_Work required_:
Using the material that follows, identify and copy each line with the string "this".

○ ○ ○

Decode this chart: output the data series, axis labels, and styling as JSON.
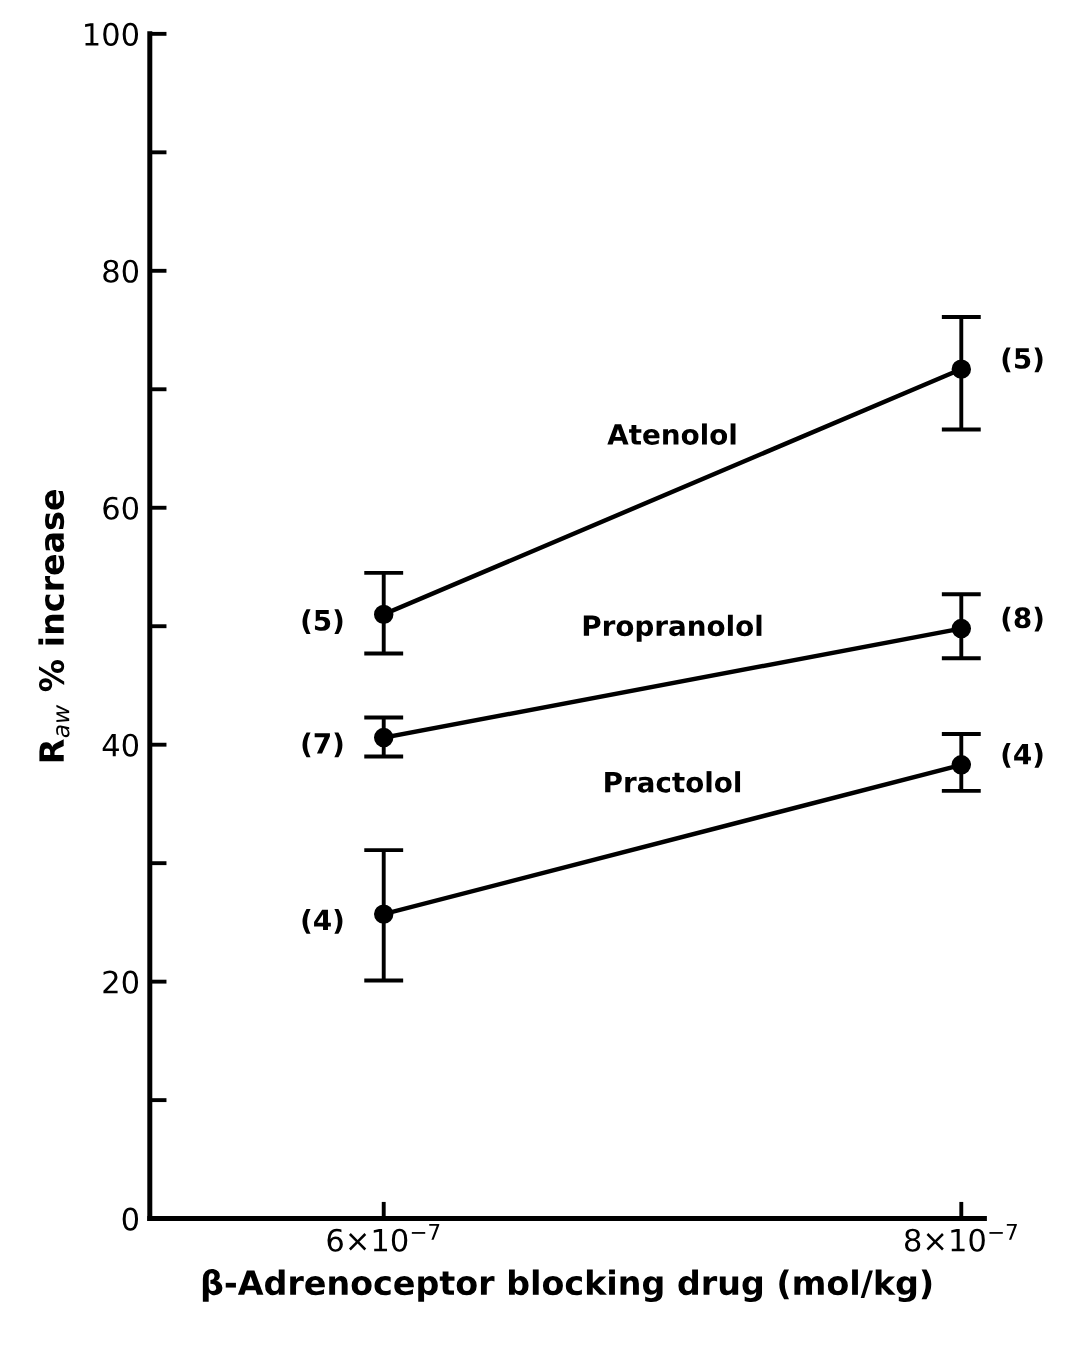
{
  "chart_data": {
    "type": "line",
    "xlabel": "β-Adrenoceptor blocking drug (mol/kg)",
    "ylabel": "R$_{aw}$ % increase",
    "x": [
      6e-07,
      8e-07
    ],
    "series": [
      {
        "name": "Atenolol",
        "color": "#000000",
        "values": [
          51.0,
          71.7
        ],
        "errors": [
          [
            47.7,
            54.5
          ],
          [
            66.6,
            76.1
          ]
        ]
      },
      {
        "name": "Propranolol",
        "color": "#000000",
        "values": [
          40.6,
          49.8
        ],
        "errors": [
          [
            39.0,
            42.3
          ],
          [
            47.3,
            52.7
          ]
        ]
      },
      {
        "name": "Practolol",
        "color": "#000000",
        "values": [
          25.7,
          38.3
        ],
        "errors": [
          [
            20.1,
            31.1
          ],
          [
            36.1,
            40.9
          ]
        ]
      }
    ],
    "xlim": [
      5.19e-07,
      8.08e-07
    ],
    "xticks": [
      {
        "value": 6e-07,
        "label": "6×10$^{−7}$"
      },
      {
        "value": 8e-07,
        "label": "8×10$^{−7}$"
      }
    ],
    "ylim": [
      0,
      100
    ],
    "yticks": [
      0,
      {
        "value": 10,
        "label": null
      },
      20,
      {
        "value": 30,
        "label": null
      },
      40,
      {
        "value": 50,
        "label": null
      },
      60,
      {
        "value": 70,
        "label": null
      },
      80,
      {
        "value": 90,
        "label": null
      },
      100
    ],
    "annotations": [
      "(5)",
      "(5)",
      "(7)",
      "(8)",
      "(4)",
      "(4)"
    ],
    "marker": "circle",
    "line_style": "solid",
    "grid": false,
    "legend": false
  }
}
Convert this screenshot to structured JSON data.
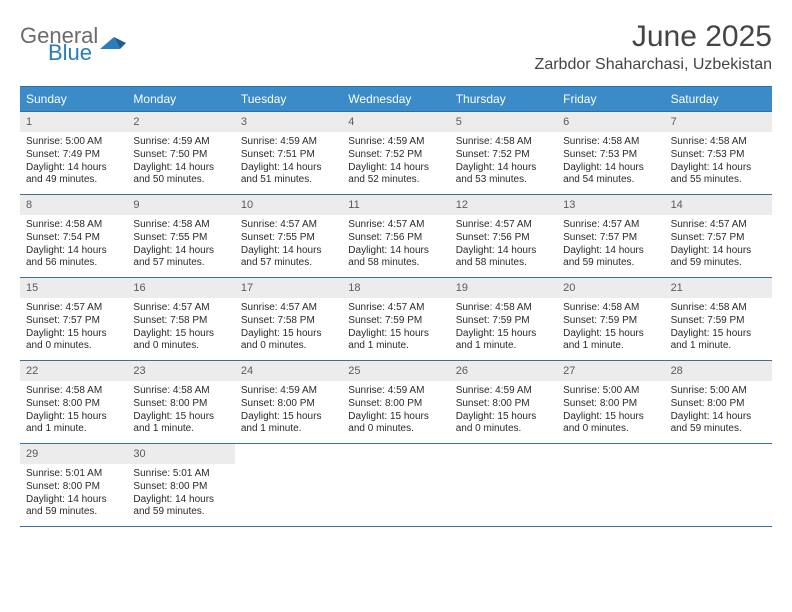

○ ○ ○

_Written solution_:
Decode this chart: output the data series, axis labels, and styling as JSON.
Convert this screenshot to structured JSON data.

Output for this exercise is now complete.